▶ DATA LINES
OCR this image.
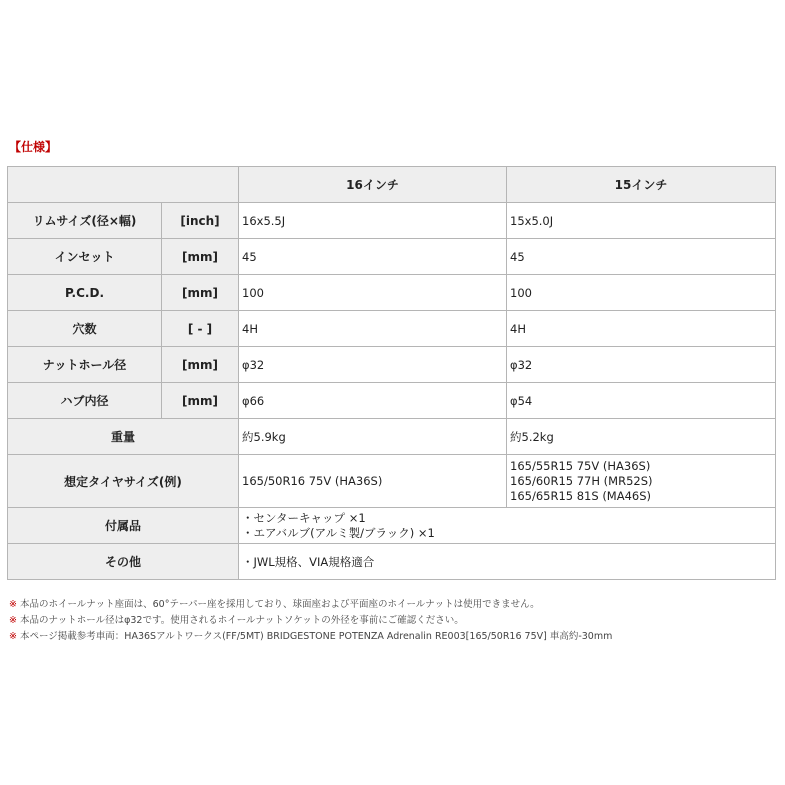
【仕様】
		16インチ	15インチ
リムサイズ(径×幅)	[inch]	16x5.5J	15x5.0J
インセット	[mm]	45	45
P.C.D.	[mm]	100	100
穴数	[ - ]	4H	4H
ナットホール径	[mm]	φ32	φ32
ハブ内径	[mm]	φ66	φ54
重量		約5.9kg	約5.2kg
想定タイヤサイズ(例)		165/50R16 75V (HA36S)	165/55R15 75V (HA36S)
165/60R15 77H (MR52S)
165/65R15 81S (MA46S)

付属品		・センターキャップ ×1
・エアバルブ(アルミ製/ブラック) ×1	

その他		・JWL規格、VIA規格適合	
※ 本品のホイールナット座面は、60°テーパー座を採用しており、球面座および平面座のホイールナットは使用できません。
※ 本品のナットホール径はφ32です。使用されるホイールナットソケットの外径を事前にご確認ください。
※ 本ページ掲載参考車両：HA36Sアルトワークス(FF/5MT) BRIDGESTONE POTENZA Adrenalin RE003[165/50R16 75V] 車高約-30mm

▶ TASK GOAL
Quote every record above exactly, leaving out the pictures.

▶ CORRECT RESPONSE
OCR this image.
【仕様】
		16インチ	15インチ
リムサイズ(径×幅)	[inch]	16x5.5J	15x5.0J
インセット	[mm]	45	45
P.C.D.	[mm]	100	100
穴数	[ - ]	4H	4H
ナットホール径	[mm]	φ32	φ32
ハブ内径	[mm]	φ66	φ54
重量		約5.9kg	約5.2kg
想定タイヤサイズ(例)		165/50R16 75V (HA36S)	165/55R15 75V (HA36S)
165/60R15 77H (MR52S)
165/65R15 81S (MA46S)

付属品		・センターキャップ ×1
・エアバルブ(アルミ製/ブラック) ×1	

その他		・JWL規格、VIA規格適合	
※ 本品のホイールナット座面は、60°テーパー座を採用しており、球面座および平面座のホイールナットは使用できません。
※ 本品のナットホール径はφ32です。使用されるホイールナットソケットの外径を事前にご確認ください。
※ 本ページ掲載参考車両：HA36Sアルトワークス(FF/5MT) BRIDGESTONE POTENZA Adrenalin RE003[165/50R16 75V] 車高約-30mm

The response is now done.